Problem statement.
Look below for lines that hold the string "hereditarias" and copy each one.

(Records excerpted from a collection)
::::::

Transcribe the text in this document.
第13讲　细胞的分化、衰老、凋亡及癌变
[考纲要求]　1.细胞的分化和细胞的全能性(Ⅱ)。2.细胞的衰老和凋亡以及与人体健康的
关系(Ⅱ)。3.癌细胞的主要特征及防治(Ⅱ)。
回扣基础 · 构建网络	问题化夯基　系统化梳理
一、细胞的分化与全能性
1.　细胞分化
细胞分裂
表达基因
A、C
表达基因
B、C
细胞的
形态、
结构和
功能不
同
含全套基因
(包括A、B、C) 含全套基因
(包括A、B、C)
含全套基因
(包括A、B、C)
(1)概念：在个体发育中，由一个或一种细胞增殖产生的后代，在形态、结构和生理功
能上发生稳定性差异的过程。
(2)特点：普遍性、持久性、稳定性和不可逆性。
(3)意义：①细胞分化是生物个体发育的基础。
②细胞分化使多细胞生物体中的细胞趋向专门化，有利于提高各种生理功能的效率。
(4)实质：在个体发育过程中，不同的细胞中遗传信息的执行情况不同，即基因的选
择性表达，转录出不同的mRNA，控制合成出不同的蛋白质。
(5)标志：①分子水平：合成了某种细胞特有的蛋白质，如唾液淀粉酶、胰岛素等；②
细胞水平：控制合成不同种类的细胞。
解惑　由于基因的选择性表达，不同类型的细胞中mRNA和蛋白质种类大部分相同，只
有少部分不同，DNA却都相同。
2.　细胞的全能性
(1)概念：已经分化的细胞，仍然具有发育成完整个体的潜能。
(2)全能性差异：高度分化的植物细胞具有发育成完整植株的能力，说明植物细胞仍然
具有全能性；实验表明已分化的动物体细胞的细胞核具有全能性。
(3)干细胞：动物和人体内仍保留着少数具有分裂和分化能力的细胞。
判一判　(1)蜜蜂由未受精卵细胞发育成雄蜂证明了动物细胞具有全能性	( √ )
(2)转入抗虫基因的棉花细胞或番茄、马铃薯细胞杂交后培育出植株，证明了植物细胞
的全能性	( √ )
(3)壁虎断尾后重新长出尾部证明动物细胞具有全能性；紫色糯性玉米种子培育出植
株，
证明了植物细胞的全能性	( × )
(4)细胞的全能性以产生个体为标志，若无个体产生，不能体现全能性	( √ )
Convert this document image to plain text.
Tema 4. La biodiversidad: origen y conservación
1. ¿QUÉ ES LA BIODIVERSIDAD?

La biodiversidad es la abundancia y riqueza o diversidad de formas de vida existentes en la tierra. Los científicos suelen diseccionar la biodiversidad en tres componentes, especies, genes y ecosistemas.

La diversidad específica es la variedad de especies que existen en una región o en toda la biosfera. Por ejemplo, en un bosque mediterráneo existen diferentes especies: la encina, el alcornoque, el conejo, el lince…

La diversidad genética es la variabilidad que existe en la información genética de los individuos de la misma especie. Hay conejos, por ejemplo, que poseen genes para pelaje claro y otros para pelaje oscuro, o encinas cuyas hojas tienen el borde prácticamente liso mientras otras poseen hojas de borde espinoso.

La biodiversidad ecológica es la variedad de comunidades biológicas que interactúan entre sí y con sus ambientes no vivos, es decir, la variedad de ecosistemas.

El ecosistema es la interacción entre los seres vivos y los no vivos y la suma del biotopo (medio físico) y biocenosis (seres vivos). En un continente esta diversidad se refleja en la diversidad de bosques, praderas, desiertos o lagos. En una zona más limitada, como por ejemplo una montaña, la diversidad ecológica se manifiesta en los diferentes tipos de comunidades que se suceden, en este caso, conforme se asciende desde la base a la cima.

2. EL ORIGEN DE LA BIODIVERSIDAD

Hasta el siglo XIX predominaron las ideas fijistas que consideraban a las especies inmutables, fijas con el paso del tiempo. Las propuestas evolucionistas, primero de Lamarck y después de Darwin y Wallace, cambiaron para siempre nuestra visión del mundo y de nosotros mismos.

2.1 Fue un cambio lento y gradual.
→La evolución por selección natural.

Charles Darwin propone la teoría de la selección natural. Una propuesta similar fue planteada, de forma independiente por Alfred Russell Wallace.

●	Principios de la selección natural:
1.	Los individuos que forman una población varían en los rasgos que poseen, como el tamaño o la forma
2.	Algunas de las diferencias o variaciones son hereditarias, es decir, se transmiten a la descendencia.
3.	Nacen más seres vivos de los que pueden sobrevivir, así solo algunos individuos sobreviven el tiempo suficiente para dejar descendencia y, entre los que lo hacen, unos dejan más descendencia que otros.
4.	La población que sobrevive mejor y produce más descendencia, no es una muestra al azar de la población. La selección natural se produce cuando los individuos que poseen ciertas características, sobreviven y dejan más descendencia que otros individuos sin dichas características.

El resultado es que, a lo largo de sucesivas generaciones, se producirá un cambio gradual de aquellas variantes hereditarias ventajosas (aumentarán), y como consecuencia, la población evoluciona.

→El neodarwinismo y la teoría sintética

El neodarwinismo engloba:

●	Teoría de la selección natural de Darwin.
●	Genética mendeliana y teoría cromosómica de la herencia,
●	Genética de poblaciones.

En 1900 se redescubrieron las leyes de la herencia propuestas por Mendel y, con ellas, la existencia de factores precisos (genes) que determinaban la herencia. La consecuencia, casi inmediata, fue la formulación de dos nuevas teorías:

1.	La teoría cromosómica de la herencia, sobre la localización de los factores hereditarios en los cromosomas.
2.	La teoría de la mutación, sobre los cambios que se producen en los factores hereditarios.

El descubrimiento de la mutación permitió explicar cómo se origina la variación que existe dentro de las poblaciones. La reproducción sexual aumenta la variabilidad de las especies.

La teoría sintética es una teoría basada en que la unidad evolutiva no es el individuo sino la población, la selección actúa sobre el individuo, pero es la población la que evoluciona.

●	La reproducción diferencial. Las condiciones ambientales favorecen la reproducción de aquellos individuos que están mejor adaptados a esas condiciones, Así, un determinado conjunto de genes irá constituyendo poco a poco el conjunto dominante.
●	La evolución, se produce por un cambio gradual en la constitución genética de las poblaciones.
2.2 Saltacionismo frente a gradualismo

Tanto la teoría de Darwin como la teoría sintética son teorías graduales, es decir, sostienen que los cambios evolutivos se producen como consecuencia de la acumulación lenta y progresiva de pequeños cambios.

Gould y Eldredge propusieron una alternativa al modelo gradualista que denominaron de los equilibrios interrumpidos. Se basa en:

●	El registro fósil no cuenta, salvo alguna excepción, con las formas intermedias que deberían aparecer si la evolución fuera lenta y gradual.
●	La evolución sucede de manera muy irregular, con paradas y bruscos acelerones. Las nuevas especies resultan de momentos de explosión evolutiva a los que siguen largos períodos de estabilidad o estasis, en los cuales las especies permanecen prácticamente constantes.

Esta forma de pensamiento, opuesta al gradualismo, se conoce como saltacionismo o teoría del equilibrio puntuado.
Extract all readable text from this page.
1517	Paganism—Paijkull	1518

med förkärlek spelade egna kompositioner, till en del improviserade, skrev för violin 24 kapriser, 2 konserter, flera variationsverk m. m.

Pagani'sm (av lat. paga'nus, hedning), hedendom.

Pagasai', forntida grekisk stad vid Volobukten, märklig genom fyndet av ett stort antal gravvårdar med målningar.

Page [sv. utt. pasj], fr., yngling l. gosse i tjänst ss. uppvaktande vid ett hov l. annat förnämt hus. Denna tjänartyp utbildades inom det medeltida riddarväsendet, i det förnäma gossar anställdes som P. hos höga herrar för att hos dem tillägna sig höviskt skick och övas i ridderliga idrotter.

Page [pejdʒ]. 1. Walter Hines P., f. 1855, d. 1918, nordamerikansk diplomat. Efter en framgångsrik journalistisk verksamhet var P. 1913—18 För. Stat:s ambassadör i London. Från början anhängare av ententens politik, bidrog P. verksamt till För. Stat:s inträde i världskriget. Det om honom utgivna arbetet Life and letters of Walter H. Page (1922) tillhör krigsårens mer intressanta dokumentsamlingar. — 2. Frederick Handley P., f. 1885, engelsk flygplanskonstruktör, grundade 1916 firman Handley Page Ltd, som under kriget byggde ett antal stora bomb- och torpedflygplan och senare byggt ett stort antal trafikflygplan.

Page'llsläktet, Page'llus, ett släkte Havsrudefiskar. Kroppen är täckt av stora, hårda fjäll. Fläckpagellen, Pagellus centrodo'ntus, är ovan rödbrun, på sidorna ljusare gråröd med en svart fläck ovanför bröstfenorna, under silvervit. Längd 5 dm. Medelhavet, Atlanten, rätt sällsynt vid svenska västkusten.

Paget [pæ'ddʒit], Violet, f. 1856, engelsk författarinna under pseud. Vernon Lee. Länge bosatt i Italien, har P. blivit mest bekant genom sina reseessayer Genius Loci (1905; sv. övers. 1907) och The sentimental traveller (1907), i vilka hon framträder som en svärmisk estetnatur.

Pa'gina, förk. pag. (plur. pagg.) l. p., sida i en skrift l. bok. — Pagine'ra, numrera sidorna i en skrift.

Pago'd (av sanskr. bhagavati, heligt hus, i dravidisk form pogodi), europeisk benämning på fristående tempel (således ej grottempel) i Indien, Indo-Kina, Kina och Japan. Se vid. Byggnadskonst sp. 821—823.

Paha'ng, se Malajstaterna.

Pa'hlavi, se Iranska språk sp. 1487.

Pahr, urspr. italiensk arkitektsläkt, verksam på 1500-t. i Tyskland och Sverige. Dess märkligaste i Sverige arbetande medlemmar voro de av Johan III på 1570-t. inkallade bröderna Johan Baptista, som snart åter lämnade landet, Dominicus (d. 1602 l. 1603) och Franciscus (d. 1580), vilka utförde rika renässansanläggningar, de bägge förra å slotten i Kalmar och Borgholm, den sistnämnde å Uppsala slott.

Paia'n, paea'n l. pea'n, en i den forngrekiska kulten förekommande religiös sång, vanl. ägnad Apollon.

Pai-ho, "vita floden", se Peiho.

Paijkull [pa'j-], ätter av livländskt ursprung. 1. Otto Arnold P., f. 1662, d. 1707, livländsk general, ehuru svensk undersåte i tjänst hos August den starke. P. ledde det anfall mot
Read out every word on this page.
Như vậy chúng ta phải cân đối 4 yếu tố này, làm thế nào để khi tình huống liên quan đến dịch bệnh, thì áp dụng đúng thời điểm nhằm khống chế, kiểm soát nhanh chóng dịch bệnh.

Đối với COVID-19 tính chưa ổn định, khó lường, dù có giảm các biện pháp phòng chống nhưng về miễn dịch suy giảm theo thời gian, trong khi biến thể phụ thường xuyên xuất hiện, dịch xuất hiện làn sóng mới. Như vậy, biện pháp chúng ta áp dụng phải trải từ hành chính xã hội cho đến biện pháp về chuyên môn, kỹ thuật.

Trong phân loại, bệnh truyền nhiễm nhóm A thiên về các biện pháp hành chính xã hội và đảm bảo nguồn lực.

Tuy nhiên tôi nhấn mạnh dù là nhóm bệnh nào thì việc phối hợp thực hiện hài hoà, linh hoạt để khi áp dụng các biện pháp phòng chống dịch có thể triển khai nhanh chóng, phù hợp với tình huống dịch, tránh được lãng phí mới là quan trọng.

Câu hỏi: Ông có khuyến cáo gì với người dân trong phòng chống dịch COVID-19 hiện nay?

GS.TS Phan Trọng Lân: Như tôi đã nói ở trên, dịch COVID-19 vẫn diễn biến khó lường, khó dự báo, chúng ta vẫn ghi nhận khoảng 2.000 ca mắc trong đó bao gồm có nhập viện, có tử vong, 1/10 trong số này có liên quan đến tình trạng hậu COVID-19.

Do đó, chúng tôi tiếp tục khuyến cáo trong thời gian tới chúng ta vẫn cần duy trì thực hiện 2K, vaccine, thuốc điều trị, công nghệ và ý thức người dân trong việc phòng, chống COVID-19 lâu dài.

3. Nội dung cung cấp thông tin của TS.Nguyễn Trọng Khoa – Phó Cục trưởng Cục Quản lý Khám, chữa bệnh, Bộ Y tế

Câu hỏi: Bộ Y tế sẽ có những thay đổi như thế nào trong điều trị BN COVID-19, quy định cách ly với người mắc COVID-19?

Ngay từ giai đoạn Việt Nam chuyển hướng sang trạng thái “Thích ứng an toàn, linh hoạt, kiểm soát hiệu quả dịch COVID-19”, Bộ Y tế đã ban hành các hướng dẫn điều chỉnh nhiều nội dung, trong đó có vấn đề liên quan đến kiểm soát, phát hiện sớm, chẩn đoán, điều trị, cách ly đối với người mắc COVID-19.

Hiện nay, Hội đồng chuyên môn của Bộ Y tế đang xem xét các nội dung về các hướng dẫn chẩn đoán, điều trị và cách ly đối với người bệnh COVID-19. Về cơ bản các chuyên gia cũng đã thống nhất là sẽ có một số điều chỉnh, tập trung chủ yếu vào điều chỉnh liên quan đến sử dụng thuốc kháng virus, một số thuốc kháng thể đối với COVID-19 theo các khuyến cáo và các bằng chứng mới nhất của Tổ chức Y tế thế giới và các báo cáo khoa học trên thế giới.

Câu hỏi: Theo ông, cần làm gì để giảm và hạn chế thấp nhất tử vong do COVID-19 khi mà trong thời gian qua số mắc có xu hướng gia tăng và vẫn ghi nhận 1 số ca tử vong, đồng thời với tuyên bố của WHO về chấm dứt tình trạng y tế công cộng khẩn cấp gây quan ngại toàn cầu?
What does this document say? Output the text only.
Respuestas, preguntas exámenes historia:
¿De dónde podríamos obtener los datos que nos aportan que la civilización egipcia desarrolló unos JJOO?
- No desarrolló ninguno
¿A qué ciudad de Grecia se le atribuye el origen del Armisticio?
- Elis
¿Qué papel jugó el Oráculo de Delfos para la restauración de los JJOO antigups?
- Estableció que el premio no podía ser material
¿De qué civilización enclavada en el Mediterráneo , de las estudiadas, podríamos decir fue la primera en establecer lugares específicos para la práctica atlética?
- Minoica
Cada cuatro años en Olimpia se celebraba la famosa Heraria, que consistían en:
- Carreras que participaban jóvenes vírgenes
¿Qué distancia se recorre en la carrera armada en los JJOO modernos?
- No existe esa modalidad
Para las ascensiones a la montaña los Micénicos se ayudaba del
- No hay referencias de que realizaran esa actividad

::::::

Answer space.
2.	Algunas de las diferencias o variaciones son hereditarias, es decir, se transmiten a la descendencia.
El resultado es que, a lo largo de sucesivas generaciones, se producirá un cambio gradual de aquellas variantes hereditarias ventajosas (aumentarán), y como consecuencia, la población evoluciona.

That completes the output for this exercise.